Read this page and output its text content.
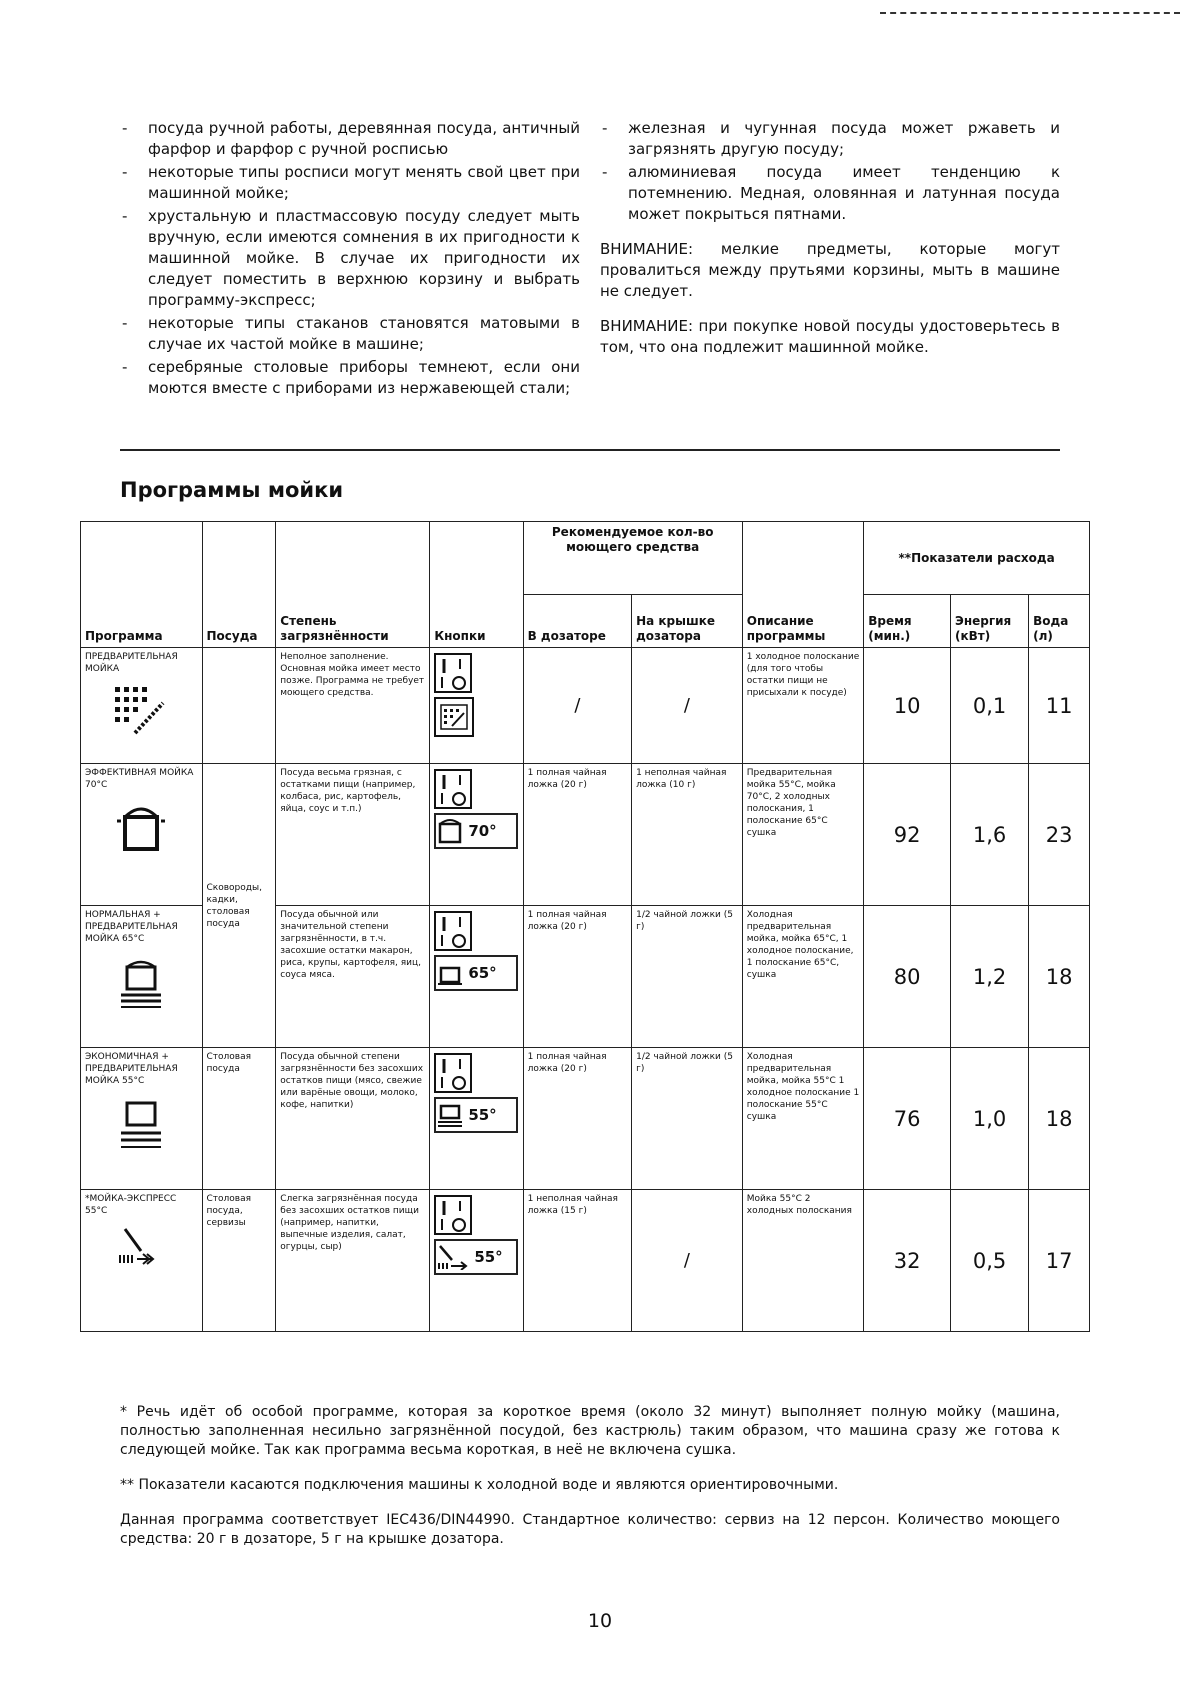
- посуда ручной работы, деревянная посуда, античный фарфор и фарфор с ручной росписью
- некоторые типы росписи могут менять свой цвет при машинной мойке;
- хрустальную и пластмассовую посуду следует мыть вручную, если имеются сомнения в их пригодности к машинной мойке. В случае их пригодности их следует поместить в верхнюю корзину и выбрать программу-экспресс;
- некоторые типы стаканов становятся матовыми в случае их частой мойке в машине;
- серебряные столовые приборы темнеют, если они моются вместе с приборами из нержавеющей стали;
- железная и чугунная посуда может ржаветь и загрязнять другую посуду;
- алюминиевая посуда имеет тенденцию к потемнению. Медная, оловянная и латунная посуда может покрыться пятнами.

ВНИМАНИЕ: мелкие предметы, которые могут провалиться между прутьями корзины, мыть в машине не следует.

ВНИМАНИЕ: при покупке новой посуды удостоверьтесь в том, что она подлежит машинной мойке.

Программы мойки
Программа	Посуда	Степень загрязнённости	Кнопки	Рекомендуемое кол-во моющего средства		Описание программы	**Показатели расхода		
				В дозаторе	На крышке дозатора		Время (мин.)	Энергия (кВт)	Вода (л)

ПРЕДВАРИТЕЛЬНАЯ МОЙКА		Неполное заполнение. Основная мойка имеет место позже. Программа не требует моющего средства.		/	/	1 холодное полоскание (для того чтобы остатки пищи не присыхали к посуде)	10	0,1	11

ЭФФЕКТИВНАЯ МОЙКА 70°C	Сковороды, кадки, столовая посуда	Посуда весьма грязная, с остатками пищи (например, колбаса, рис, картофель, яйца, соус и т.п.)	70°	1 полная чайная ложка (20 г)	1 неполная чайная ложка (10 г)	Предварительная мойка 55°C, мойка 70°C, 2 холодных полоскания, 1 полоскание 65°C сушка	92	1,6	23

НОРМАЛЬНАЯ + ПРЕДВАРИТЕЛЬНАЯ МОЙКА 65°C		Посуда обычной или значительной степени загрязнённости, в т.ч. засохшие остатки макарон, риса, крупы, картофеля, яиц, соуса мяса.	65°	1 полная чайная ложка (20 г)	1/2 чайной ложки (5 г)	Холодная предварительная мойка, мойка 65°C, 1 холодное полоскание, 1 полоскание 65°C, сушка	80	1,2	18

ЭКОНОМИЧНАЯ + ПРЕДВАРИТЕЛЬНАЯ МОЙКА 55°C	Столовая посуда	Посуда обычной степени загрязнённости без засохших остатков пищи (мясо, свежие или варёные овощи, молоко, кофе, напитки)	55°	1 полная чайная ложка (20 г)	1/2 чайной ложки (5 г)	Холодная предварительная мойка, мойка 55°C 1 холодное полоскание 1 полоскание 55°C сушка	76	1,0	18

*МОЙКА-ЭКСПРЕСС 55°C	Столовая посуда, сервизы	Слегка загрязнённая посуда без засохших остатков пищи (например, напитки, выпечные изделия, салат, огурцы, сыр)	55°	1 неполная чайная ложка (15 г)	/	Мойка 55°C 2 холодных полоскания	32	0,5	17

* Речь идёт об особой программе, которая за короткое время (около 32 минут) выполняет полную мойку (машина, полностью заполненная несильно загрязнённой посудой, без кастрюль) таким образом, что машина сразу же готова к следующей мойке. Так как программа весьма короткая, в неё не включена сушка.

** Показатели касаются подключения машины к холодной воде и являются ориентировочными.

Данная программа соответствует IEC436/DIN44990. Стандартное количество: сервиз на 12 персон. Количество моющего средства: 20 г в дозаторе, 5 г на крышке дозатора.

10
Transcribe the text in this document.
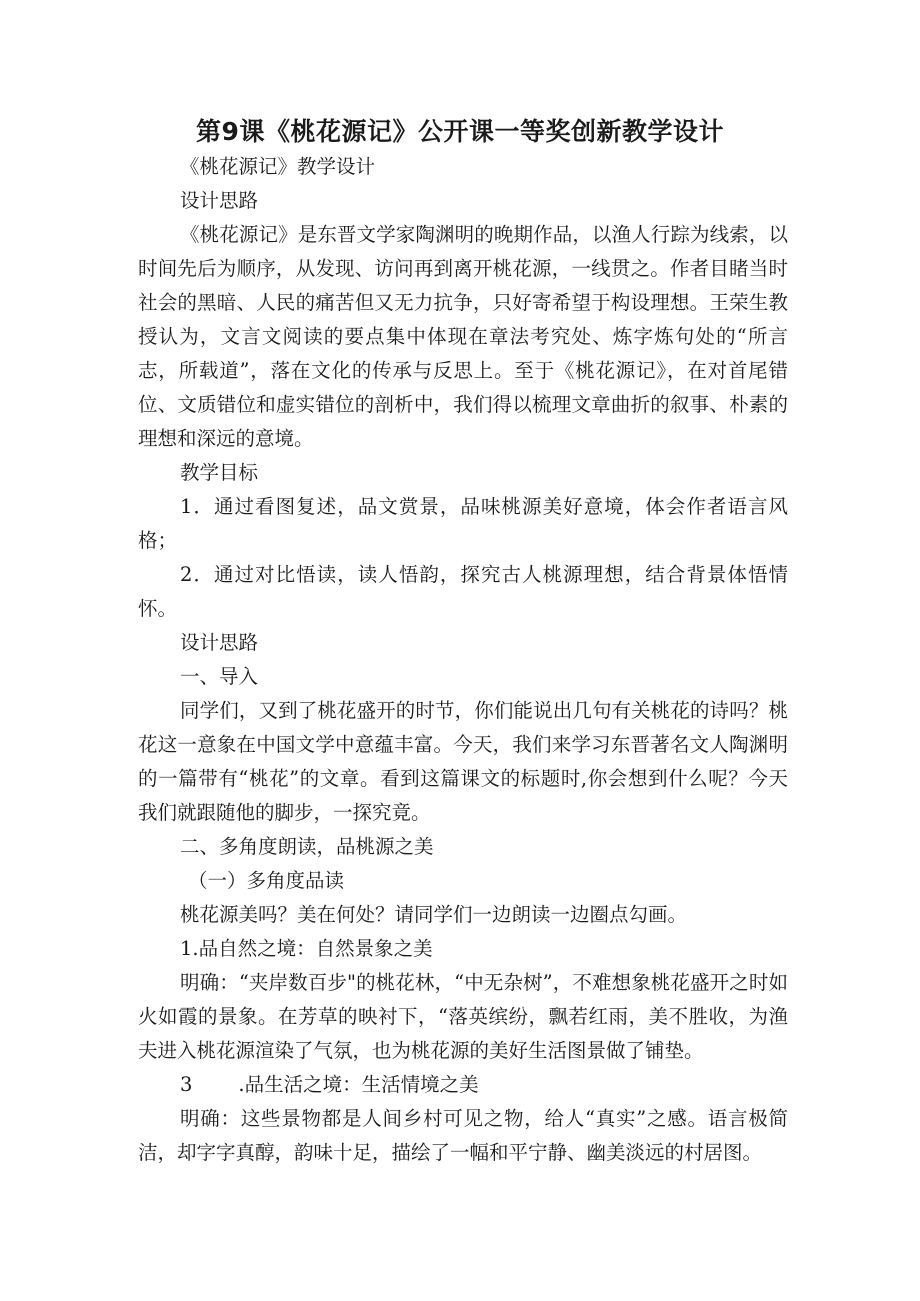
第9课《桃花源记》公开课一等奖创新教学设计

《桃花源记》教学设计

设计思路

《桃花源记》是东晋文学家陶渊明的晚期作品，以渔人行踪为线索，以时间先后为顺序，从发现、访问再到离开桃花源，一线贯之。作者目睹当时社会的黑暗、人民的痛苦但又无力抗争，只好寄希望于构设理想。王荣生教授认为，文言文阅读的要点集中体现在章法考究处、炼字炼句处的“所言志，所载道”，落在文化的传承与反思上。至于《桃花源记》，在对首尾错位、文质错位和虚实错位的剖析中，我们得以梳理文章曲折的叙事、朴素的理想和深远的意境。

教学目标

1．通过看图复述，品文赏景，品味桃源美好意境，体会作者语言风格；

2．通过对比悟读，读人悟韵，探究古人桃源理想，结合背景体悟情怀。

设计思路

一、导入

同学们，又到了桃花盛开的时节，你们能说出几句有关桃花的诗吗？桃花这一意象在中国文学中意蕴丰富。今天，我们来学习东晋著名文人陶渊明的一篇带有“桃花”的文章。看到这篇课文的标题时,你会想到什么呢？今天我们就跟随他的脚步，一探究竟。

二、多角度朗读，品桃源之美

（一）多角度品读

桃花源美吗？美在何处？请同学们一边朗读一边圈点勾画。

1.品自然之境：自然景象之美

明确：“夹岸数百步"的桃花林，“中无杂树”，不难想象桃花盛开之时如火如霞的景象。在芳草的映衬下，“落英缤纷，飘若红雨，美不胜收，为渔夫进入桃花源渲染了气氛，也为桃花源的美好生活图景做了铺垫。

3 .品生活之境：生活情境之美

明确：这些景物都是人间乡村可见之物，给人“真实”之感。语言极简洁，却字字真醇，韵味十足，描绘了一幅和平宁静、幽美淡远的村居图。
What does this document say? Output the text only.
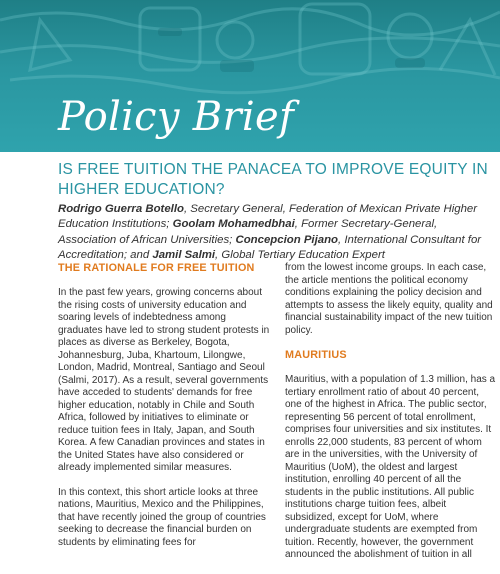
Policy Brief
IS FREE TUITION THE PANACEA TO IMPROVE EQUITY IN HIGHER EDUCATION?

Rodrigo Guerra Botello, Secretary General, Federation of Mexican Private Higher Education Institutions; Goolam Mohamedbhai, Former Secretary-General, Association of African Universities; Concepcion Pijano, International Consultant for Accreditation; and Jamil Salmi, Global Tertiary Education Expert

THE RATIONALE FOR FREE TUITION

In the past few years, growing concerns about the rising costs of university education and soaring levels of indebtedness among graduates have led to strong student protests in places as diverse as Berkeley, Bogota, Johannesburg, Juba, Khartoum, Lilongwe, London, Madrid, Montreal, Santiago and Seoul (Salmi, 2017). As a result, several governments have acceded to students' demands for free higher education, notably in Chile and South Africa, followed by initiatives to eliminate or reduce tuition fees in Italy, Japan, and South Korea. A few Canadian provinces and states in the United States have also considered or already implemented similar measures.

In this context, this short article looks at three nations, Mauritius, Mexico and the Philippines, that have recently joined the group of countries seeking to decrease the financial burden on students by eliminating fees for

from the lowest income groups. In each case, the article mentions the political economy conditions explaining the policy decision and attempts to assess the likely equity, quality and financial sustainability impact of the new tuition policy.

MAURITIUS

Mauritius, with a population of 1.3 million, has a tertiary enrollment ratio of about 40 percent, one of the highest in Africa. The public sector, representing 56 percent of total enrollment, comprises four universities and six institutes. It enrolls 22,000 students, 83 percent of whom are in the universities, with the University of Mauritius (UoM), the oldest and largest institution, enrolling 40 percent of all the students in the public institutions. All public institutions charge tuition fees, albeit subsidized, except for UoM, where undergraduate students are exempted from tuition. Recently, however, the government announced the abolishment of tuition in all
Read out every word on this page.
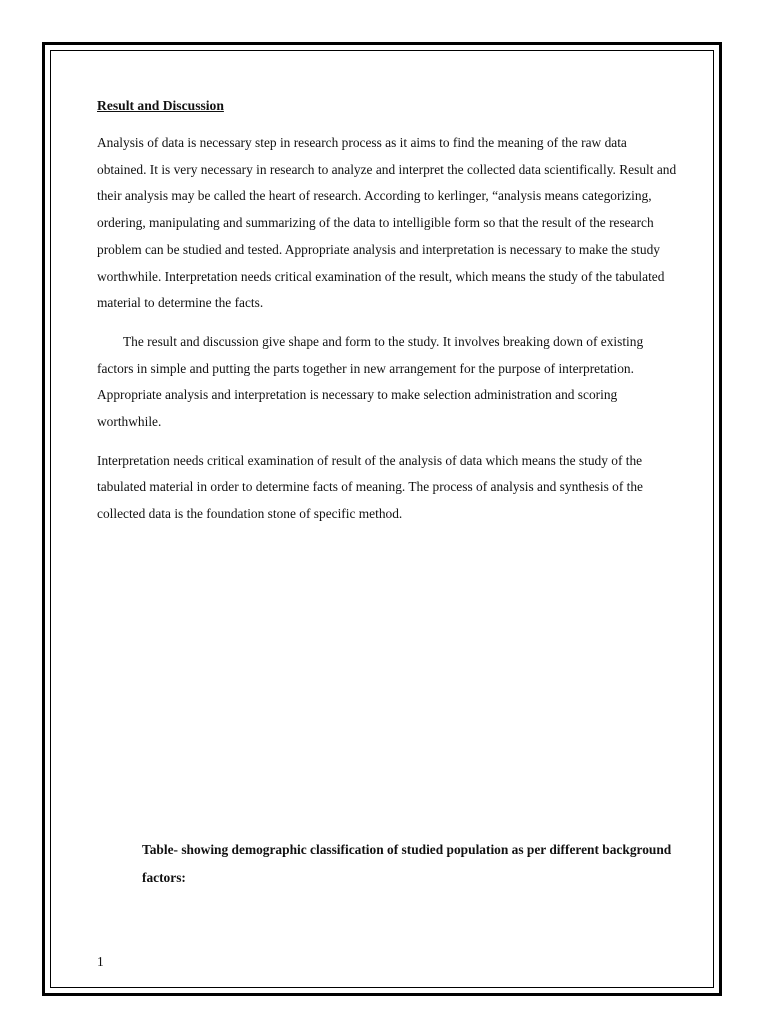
Result and Discussion

Analysis of data is necessary step in research process as it aims to find the meaning of the raw data obtained. It is very necessary in research to analyze and interpret the collected data scientifically. Result and their analysis may be called the heart of research. According to kerlinger, “analysis means categorizing, ordering, manipulating and summarizing of the data to intelligible form so that the result of the research problem can be studied and tested. Appropriate analysis and interpretation is necessary to make the study worthwhile. Interpretation needs critical examination of the result, which means the study of the tabulated material to determine the facts.

The result and discussion give shape and form to the study. It involves breaking down of existing factors in simple and putting the parts together in new arrangement for the purpose of interpretation. Appropriate analysis and interpretation is necessary to make selection administration and scoring worthwhile.

Interpretation needs critical examination of result of the analysis of data which means the study of the tabulated material in order to determine facts of meaning. The process of analysis and synthesis of the collected data is the foundation stone of specific method.

Table- showing demographic classification of studied population as per different background factors:

1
|---|
What to work on
Identify and copy the lines holding the word "ложки".

Answer to this task
НОРМАЛЬНАЯ + ПРЕДВАРИТЕЛЬНАЯ МОЙКА 65°C		Посуда обычной или значительной степени загрязнённости, в т.ч. засохшие остатки макарон, риса, крупы, картофеля, яиц, соуса мяса.	65°	1 полная чайная ложка (20 г)	1/2 чайной ложки (5 г)	Холодная предварительная мойка, мойка 65°C, 1 холодное полоскание, 1 полоскание 65°C, сушка	80	1,2	18
ЭКОНОМИЧНАЯ + ПРЕДВАРИТЕЛЬНАЯ МОЙКА 55°C	Столовая посуда	Посуда обычной степени загрязнённости без засохших остатков пищи (мясо, свежие или варёные овощи, молоко, кофе, напитки)	55°	1 полная чайная ложка (20 г)	1/2 чайной ложки (5 г)	Холодная предварительная мойка, мойка 55°C 1 холодное полоскание 1 полоскание 55°C сушка	76	1,0	18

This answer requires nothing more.